*Extracted records:*
= = = = = = =
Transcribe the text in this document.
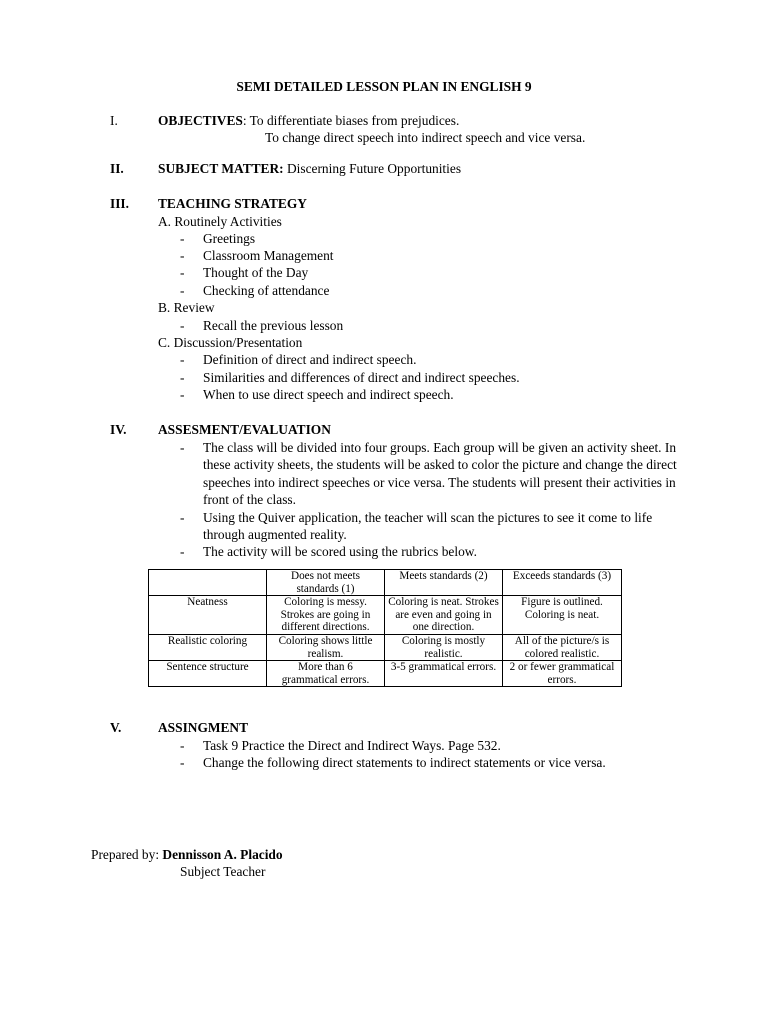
SEMI DETAILED LESSON PLAN IN ENGLISH 9
I.	OBJECTIVES: To differentiate biases from prejudices.
To change direct speech into indirect speech and vice versa.
II.	SUBJECT MATTER: Discerning Future Opportunities
III. TEACHING STRATEGY
A. Routinely Activities
- Greetings
- Classroom Management
- Thought of the Day
- Checking of attendance
B. Review
- Recall the previous lesson
C. Discussion/Presentation
- Definition of direct and indirect speech.
- Similarities and differences of direct and indirect speeches.
- When to use direct speech and indirect speech.
IV. ASSESMENT/EVALUATION
- The class will be divided into four groups. Each group will be given an activity sheet. In these activity sheets, the students will be asked to color the picture and change the direct speeches into indirect speeches or vice versa. The students will present their activities in front of the class.
- Using the Quiver application, the teacher will scan the pictures to see it come to life through augmented reality.
- The activity will be scored using the rubrics below.
	Does not meets standards (1)	Meets standards (2)	Exceeds standards (3)
Neatness	Coloring is messy. Strokes are going in different directions.	Coloring is neat. Strokes are even and going in one direction.	Figure is outlined. Coloring is neat.
Realistic coloring	Coloring shows little realism.	Coloring is mostly realistic.	All of the picture/s is colored realistic.
Sentence structure	More than 6 grammatical errors.	3-5 grammatical errors.	2 or fewer grammatical errors.
V.	ASSINGMENT
- Task 9 Practice the Direct and Indirect Ways. Page 532.
- Change the following direct statements to indirect statements or vice versa.
Prepared by: Dennisson A. Placido
Subject Teacher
= = = = = = =
*Work to complete:*
From the entries above, return each line with the word "Coloring" in it.

*Solution:*
Neatness	Coloring is messy. Strokes are going in different directions.	Coloring is neat. Strokes are even and going in one direction.	Figure is outlined. Coloring is neat.
Realistic coloring	Coloring shows little realism.	Coloring is mostly realistic.	All of the picture/s is colored realistic.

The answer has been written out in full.